GOAL -
Find the word "this" in the material below and gather every line that contains it.

AVAILABLE RECORDS -
------------------------------
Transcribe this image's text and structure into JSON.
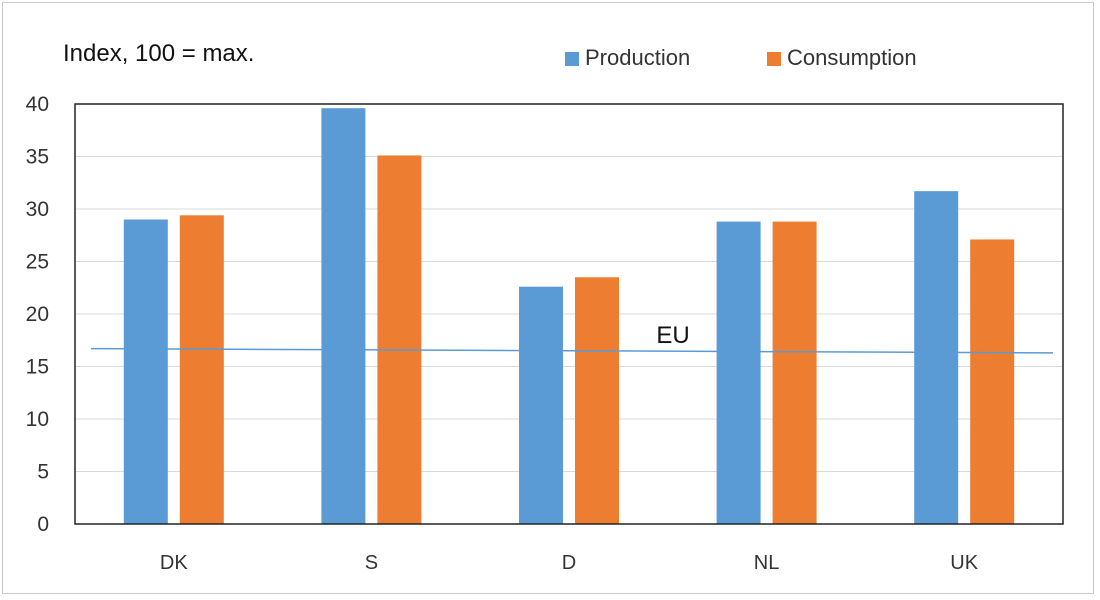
{
  "chart_data": {
    "type": "bar",
    "title": "Index, 100 = max.",
    "categories": [
      "DK",
      "S",
      "D",
      "NL",
      "UK"
    ],
    "series": [
      {
        "name": "Production",
        "color": "#5B9BD5",
        "values": [
          29.0,
          39.6,
          22.6,
          28.8,
          31.7
        ]
      },
      {
        "name": "Consumption",
        "color": "#ED7D31",
        "values": [
          29.4,
          35.1,
          23.5,
          28.8,
          27.1
        ]
      }
    ],
    "reference_line": {
      "label": "EU",
      "start_value": 16.7,
      "end_value": 16.3,
      "color": "#5B9BD5"
    },
    "ylim": [
      0,
      40
    ],
    "yticks": [
      "0",
      "5",
      "10",
      "15",
      "20",
      "25",
      "30",
      "35",
      "40"
    ],
    "grid": true,
    "legend_position": "top"
  }
}
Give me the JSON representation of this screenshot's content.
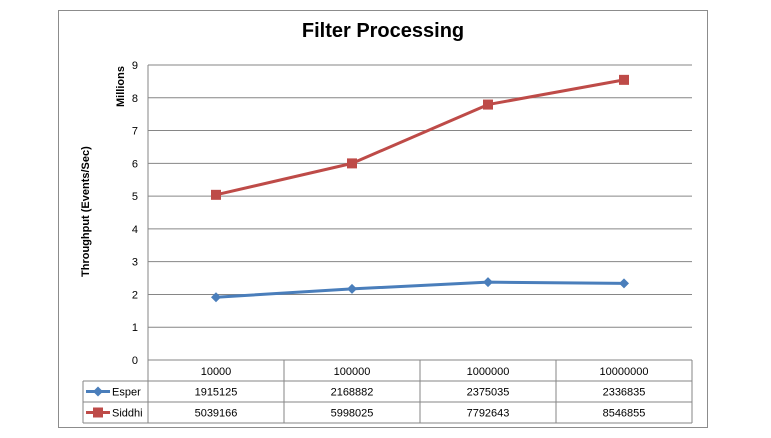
{
  "chart_data": {
    "type": "line",
    "title": "Filter Processing",
    "ylabel": "Throughput (Events/Sec)",
    "yunit": "Millions",
    "ylim": [
      0,
      9
    ],
    "yticks": [
      0,
      1,
      2,
      3,
      4,
      5,
      6,
      7,
      8,
      9
    ],
    "grid": true,
    "legend": "data-table",
    "categories": [
      "10000",
      "100000",
      "1000000",
      "10000000"
    ],
    "series": [
      {
        "name": "Esper",
        "color": "#4a7ebb",
        "marker": "diamond",
        "values": [
          1915125,
          2168882,
          2375035,
          2336835
        ],
        "labels": [
          "1915125",
          "2168882",
          "2375035",
          "2336835"
        ]
      },
      {
        "name": "Siddhi",
        "color": "#be4b48",
        "marker": "square",
        "values": [
          5039166,
          5998025,
          7792643,
          8546855
        ],
        "labels": [
          "5039166",
          "5998025",
          "7792643",
          "8546855"
        ]
      }
    ]
  }
}
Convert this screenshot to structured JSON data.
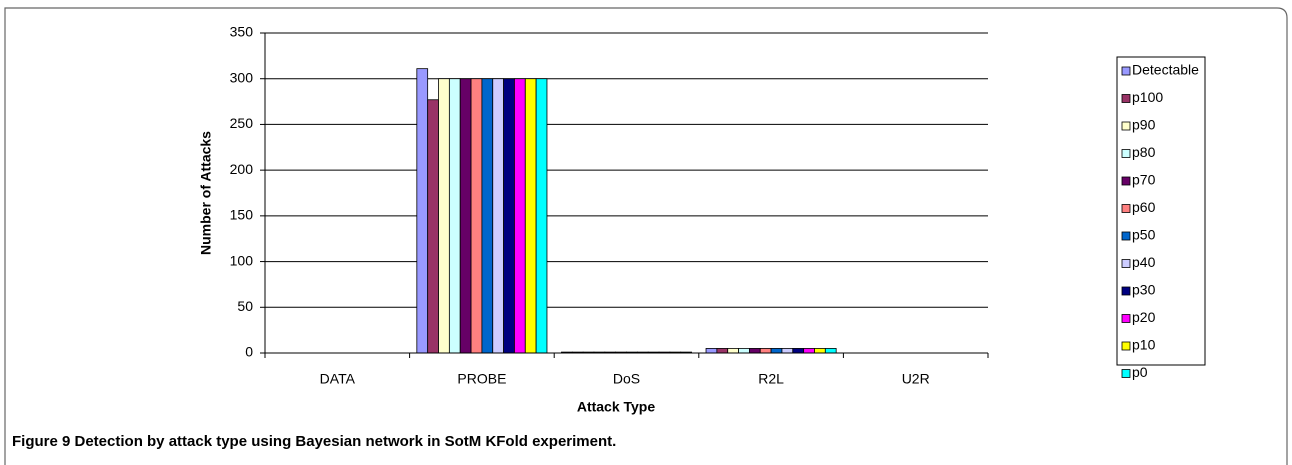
------------------------------
TASK OUTPUT -
Transcribe this image's text and structure into JSON.
Give me the JSON representation of this screenshot's content.
Convert this screenshot to structured JSON data.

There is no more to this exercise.